== SHORT TASK ==
Copy out the complete listing, word for word.

(Extracted data entries)
--
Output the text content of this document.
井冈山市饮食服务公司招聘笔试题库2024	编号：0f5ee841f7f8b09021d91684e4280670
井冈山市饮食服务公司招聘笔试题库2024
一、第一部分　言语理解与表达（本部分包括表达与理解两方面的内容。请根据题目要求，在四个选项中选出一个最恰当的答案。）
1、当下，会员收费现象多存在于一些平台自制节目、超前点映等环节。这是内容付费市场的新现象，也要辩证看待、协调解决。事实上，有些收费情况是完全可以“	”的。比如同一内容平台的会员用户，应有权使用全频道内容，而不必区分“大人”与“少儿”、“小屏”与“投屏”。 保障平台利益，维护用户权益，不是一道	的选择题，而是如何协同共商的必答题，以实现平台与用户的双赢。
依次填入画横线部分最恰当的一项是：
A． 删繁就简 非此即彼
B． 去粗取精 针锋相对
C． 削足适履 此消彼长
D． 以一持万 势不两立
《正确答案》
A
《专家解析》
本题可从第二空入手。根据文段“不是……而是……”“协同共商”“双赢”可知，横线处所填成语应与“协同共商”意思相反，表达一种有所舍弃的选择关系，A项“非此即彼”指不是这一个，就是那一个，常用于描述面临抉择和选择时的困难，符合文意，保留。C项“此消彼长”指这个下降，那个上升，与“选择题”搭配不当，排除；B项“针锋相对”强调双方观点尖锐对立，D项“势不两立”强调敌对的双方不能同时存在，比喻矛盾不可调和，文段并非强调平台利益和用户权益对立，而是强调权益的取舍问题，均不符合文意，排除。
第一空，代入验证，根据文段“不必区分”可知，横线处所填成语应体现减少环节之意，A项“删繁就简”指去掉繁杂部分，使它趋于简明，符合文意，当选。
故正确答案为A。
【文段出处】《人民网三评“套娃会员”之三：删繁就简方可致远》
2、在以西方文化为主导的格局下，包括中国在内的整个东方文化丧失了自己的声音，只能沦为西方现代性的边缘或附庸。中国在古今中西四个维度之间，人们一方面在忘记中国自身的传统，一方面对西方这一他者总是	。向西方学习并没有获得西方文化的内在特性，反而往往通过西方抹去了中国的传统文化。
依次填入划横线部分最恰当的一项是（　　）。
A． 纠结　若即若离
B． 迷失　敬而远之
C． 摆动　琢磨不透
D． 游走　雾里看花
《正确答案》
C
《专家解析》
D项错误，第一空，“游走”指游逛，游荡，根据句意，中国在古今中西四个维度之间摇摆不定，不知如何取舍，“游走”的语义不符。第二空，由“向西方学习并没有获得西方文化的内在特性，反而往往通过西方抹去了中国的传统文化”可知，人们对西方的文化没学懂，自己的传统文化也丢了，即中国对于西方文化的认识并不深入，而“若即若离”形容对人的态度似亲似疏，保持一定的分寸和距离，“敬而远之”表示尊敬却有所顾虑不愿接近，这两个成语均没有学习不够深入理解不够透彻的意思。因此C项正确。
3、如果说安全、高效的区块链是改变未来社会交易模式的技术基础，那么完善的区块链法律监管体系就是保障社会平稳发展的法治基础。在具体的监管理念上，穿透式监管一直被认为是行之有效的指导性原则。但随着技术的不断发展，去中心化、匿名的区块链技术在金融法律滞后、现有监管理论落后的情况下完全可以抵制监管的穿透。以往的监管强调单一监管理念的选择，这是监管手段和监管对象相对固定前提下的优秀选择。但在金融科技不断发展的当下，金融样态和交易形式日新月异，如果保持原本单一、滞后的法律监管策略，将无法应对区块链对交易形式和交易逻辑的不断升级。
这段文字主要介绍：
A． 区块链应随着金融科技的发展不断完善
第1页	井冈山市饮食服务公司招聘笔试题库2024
--
== WORKED SOLUTION ==
Output the text content of this document.
井冈山市饮食服务公司招聘笔试题库2024	编号：0f5ee841f7f8b09021d91684e4280670
井冈山市饮食服务公司招聘笔试题库2024
一、第一部分　言语理解与表达（本部分包括表达与理解两方面的内容。请根据题目要求，在四个选项中选出一个最恰当的答案。）
1、当下，会员收费现象多存在于一些平台自制节目、超前点映等环节。这是内容付费市场的新现象，也要辩证看待、协调解决。事实上，有些收费情况是完全可以“	”的。比如同一内容平台的会员用户，应有权使用全频道内容，而不必区分“大人”与“少儿”、“小屏”与“投屏”。 保障平台利益，维护用户权益，不是一道	的选择题，而是如何协同共商的必答题，以实现平台与用户的双赢。
依次填入画横线部分最恰当的一项是：
A． 删繁就简 非此即彼
B． 去粗取精 针锋相对
C． 削足适履 此消彼长
D． 以一持万 势不两立
《正确答案》
A
《专家解析》
本题可从第二空入手。根据文段“不是……而是……”“协同共商”“双赢”可知，横线处所填成语应与“协同共商”意思相反，表达一种有所舍弃的选择关系，A项“非此即彼”指不是这一个，就是那一个，常用于描述面临抉择和选择时的困难，符合文意，保留。C项“此消彼长”指这个下降，那个上升，与“选择题”搭配不当，排除；B项“针锋相对”强调双方观点尖锐对立，D项“势不两立”强调敌对的双方不能同时存在，比喻矛盾不可调和，文段并非强调平台利益和用户权益对立，而是强调权益的取舍问题，均不符合文意，排除。
第一空，代入验证，根据文段“不必区分”可知，横线处所填成语应体现减少环节之意，A项“删繁就简”指去掉繁杂部分，使它趋于简明，符合文意，当选。
故正确答案为A。
【文段出处】《人民网三评“套娃会员”之三：删繁就简方可致远》
2、在以西方文化为主导的格局下，包括中国在内的整个东方文化丧失了自己的声音，只能沦为西方现代性的边缘或附庸。中国在古今中西四个维度之间，人们一方面在忘记中国自身的传统，一方面对西方这一他者总是	。向西方学习并没有获得西方文化的内在特性，反而往往通过西方抹去了中国的传统文化。
依次填入划横线部分最恰当的一项是（　　）。
A． 纠结　若即若离
B． 迷失　敬而远之
C． 摆动　琢磨不透
D． 游走　雾里看花
《正确答案》
C
《专家解析》
D项错误，第一空，“游走”指游逛，游荡，根据句意，中国在古今中西四个维度之间摇摆不定，不知如何取舍，“游走”的语义不符。第二空，由“向西方学习并没有获得西方文化的内在特性，反而往往通过西方抹去了中国的传统文化”可知，人们对西方的文化没学懂，自己的传统文化也丢了，即中国对于西方文化的认识并不深入，而“若即若离”形容对人的态度似亲似疏，保持一定的分寸和距离，“敬而远之”表示尊敬却有所顾虑不愿接近，这两个成语均没有学习不够深入理解不够透彻的意思。因此C项正确。
3、如果说安全、高效的区块链是改变未来社会交易模式的技术基础，那么完善的区块链法律监管体系就是保障社会平稳发展的法治基础。在具体的监管理念上，穿透式监管一直被认为是行之有效的指导性原则。但随着技术的不断发展，去中心化、匿名的区块链技术在金融法律滞后、现有监管理论落后的情况下完全可以抵制监管的穿透。以往的监管强调单一监管理念的选择，这是监管手段和监管对象相对固定前提下的优秀选择。但在金融科技不断发展的当下，金融样态和交易形式日新月异，如果保持原本单一、滞后的法律监管策略，将无法应对区块链对交易形式和交易逻辑的不断升级。
这段文字主要介绍：
A． 区块链应随着金融科技的发展不断完善
第1页	井冈山市饮食服务公司招聘笔试题库2024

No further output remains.